-- begin Text block --

Signed-off-by: Harshad Shirwadkar <harshadshirwadkar@gmail.com>
---
 e2fsck/journal.c | 109 +++++++++++++++++++++++++++++++++++++++++++++++
 1 file changed, 109 insertions(+)

Comments

Andreas Dilger Sept. 18, 2023, 8:39 p.m. UTC | #1
On Jan 21, 2021, at 10:45 PM, Harshad Shirwadkar <harshadshirwadkar@gmail.com> wrote:
> 
> From: Harshad Shirwadkar <harshadshirwadkar@gmail.com>
> 
> Add fast commit scan pass. Scan pass is responsible for following
> things:
> 
> * Count total number of fast commit tags that need to be replayed
>  during the replay phase.
> 
> * Validate whether the fast commit area is valid for a given
>  transaction ID.
> 
> * Verify the CRC of fast commit area.
> 
> Signed-off-by: Harshad Shirwadkar <harshadshirwadkar@gmail.com>

I was making a fix to debugfs/journal.c today to improve performance
of the revoke hashtable, since it was performing very badly with a
large journal and lots of revokes (separate patch to be submitted).

I noticed that e2fsck/journal.c is totally missing any of the fast
commit handling that was added to in this patch.

This seems dangerous since there are some cases where debugfs and tune2fs
will do journal recovery in userspace, but it appears possible that they
would totally miss any fast commit transaction handling.

It isn't great that we have two nearly identical copies of the same code
in e2fsprogs, but looks is difficult to make them totally identical.

-- end Text block --
-- begin Data lines --

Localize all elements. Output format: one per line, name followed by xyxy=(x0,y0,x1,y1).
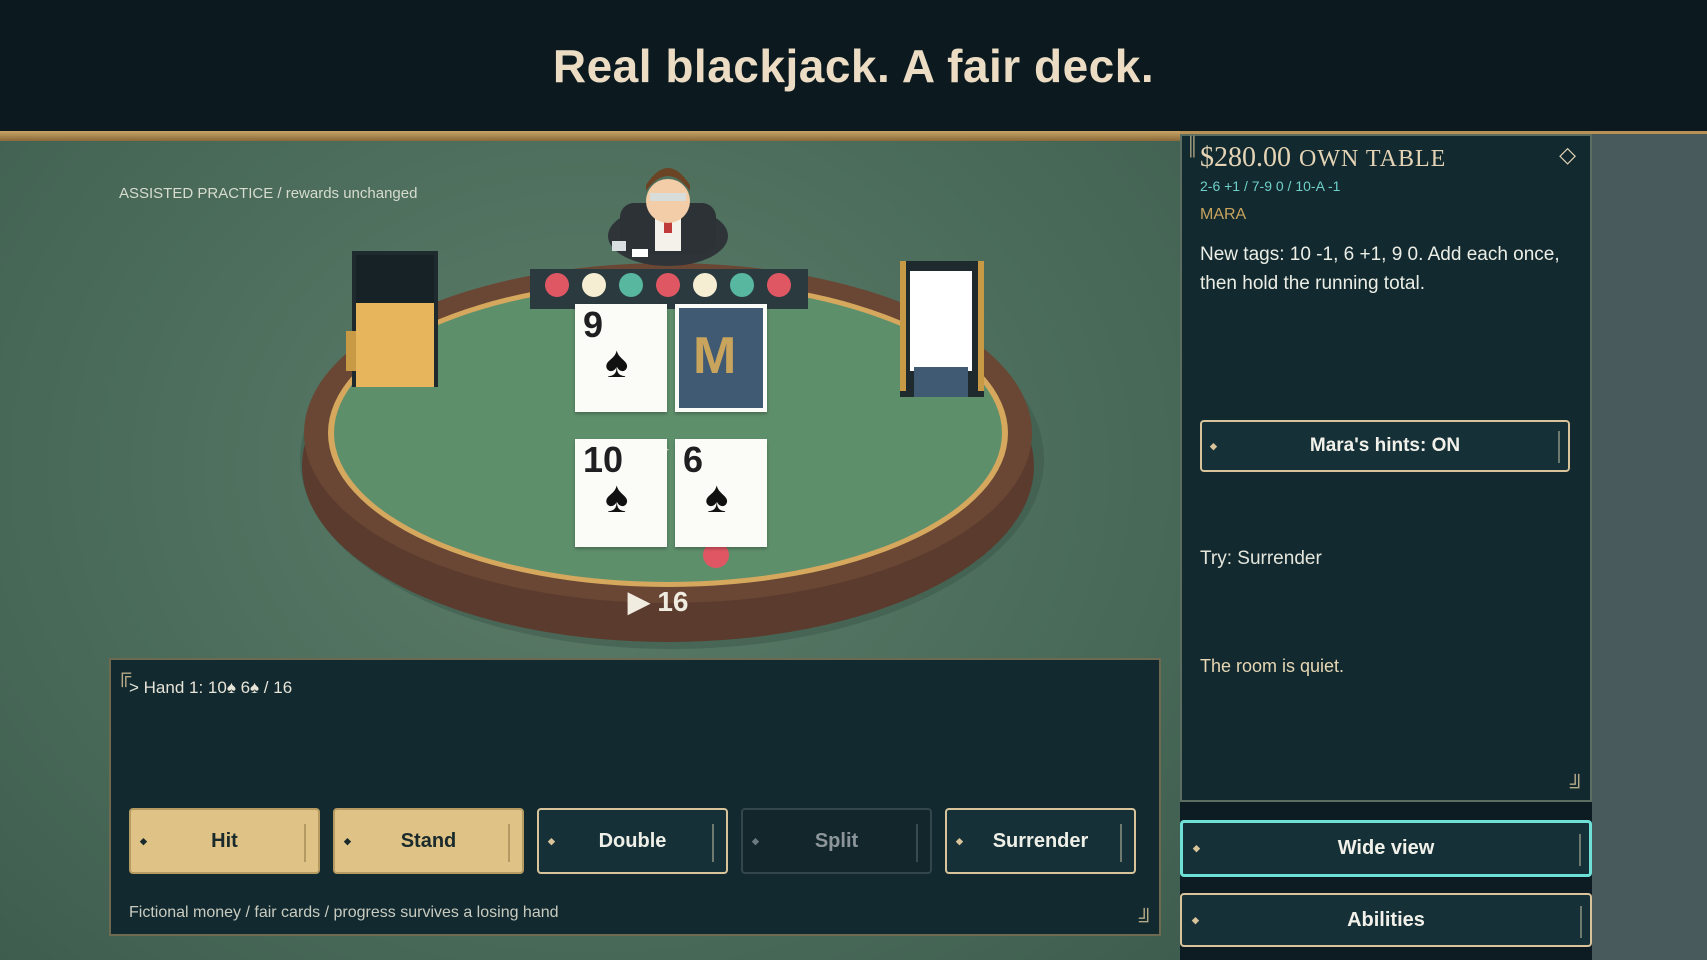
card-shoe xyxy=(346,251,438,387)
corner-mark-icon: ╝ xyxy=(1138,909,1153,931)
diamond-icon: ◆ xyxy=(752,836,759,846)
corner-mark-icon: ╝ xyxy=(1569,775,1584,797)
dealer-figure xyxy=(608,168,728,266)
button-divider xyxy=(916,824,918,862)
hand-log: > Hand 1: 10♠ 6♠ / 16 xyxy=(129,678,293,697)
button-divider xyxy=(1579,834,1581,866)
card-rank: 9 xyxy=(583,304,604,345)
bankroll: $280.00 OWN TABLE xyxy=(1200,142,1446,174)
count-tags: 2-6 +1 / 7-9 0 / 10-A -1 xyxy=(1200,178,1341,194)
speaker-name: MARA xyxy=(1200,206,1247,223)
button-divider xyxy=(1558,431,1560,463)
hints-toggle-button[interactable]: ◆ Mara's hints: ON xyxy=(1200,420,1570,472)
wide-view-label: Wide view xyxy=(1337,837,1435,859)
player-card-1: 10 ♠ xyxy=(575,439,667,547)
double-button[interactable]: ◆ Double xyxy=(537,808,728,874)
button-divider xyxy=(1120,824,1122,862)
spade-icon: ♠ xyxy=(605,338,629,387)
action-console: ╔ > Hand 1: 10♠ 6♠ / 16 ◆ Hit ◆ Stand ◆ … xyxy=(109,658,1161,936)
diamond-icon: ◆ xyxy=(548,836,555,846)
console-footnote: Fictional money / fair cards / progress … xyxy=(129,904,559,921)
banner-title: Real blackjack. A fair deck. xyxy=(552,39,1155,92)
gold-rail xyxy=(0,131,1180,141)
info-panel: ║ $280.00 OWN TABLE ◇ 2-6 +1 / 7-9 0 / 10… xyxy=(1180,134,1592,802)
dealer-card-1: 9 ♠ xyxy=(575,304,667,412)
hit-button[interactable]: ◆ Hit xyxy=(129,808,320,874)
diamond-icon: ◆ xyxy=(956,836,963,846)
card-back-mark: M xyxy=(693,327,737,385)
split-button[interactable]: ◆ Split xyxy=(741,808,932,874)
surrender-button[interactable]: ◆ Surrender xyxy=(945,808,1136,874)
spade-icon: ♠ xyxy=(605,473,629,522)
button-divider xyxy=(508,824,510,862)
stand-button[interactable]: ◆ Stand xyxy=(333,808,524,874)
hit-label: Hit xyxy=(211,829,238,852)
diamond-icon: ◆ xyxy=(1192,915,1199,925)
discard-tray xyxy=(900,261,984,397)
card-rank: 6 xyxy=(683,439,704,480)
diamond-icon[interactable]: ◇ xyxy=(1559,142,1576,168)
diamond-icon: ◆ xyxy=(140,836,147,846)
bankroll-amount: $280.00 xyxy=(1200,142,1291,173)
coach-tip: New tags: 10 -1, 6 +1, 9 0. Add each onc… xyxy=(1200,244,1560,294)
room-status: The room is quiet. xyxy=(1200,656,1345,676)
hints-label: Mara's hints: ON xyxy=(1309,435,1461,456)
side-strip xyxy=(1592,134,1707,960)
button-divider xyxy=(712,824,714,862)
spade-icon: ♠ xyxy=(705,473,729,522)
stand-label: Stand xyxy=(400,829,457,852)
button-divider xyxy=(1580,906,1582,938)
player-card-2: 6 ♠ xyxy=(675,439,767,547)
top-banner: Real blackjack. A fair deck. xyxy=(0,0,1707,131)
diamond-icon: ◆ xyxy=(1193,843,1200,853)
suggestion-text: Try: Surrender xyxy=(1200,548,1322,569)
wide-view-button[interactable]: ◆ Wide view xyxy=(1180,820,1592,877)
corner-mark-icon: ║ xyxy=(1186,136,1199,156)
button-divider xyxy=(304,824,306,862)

-- end Data lines --

▶ _Task set_
(a) Which two tools does the fast commit thread say may do journal recovery in userspace?
(b) Transcribe the fast commit thread, everything from "This seems dangerous" down to "them totally identical.".
The lines have no connection to the fast commit thread.

▶ _Worked answers_
(a) debugfs and tune2fs

(b)
This seems dangerous since there are some cases where debugfs and tune2fs
will do journal recovery in userspace, but it appears possible that they
would totally miss any fast commit transaction handling.

It isn't great that we have two nearly identical copies of the same code
in e2fsprogs, but looks is difficult to make them totally identical.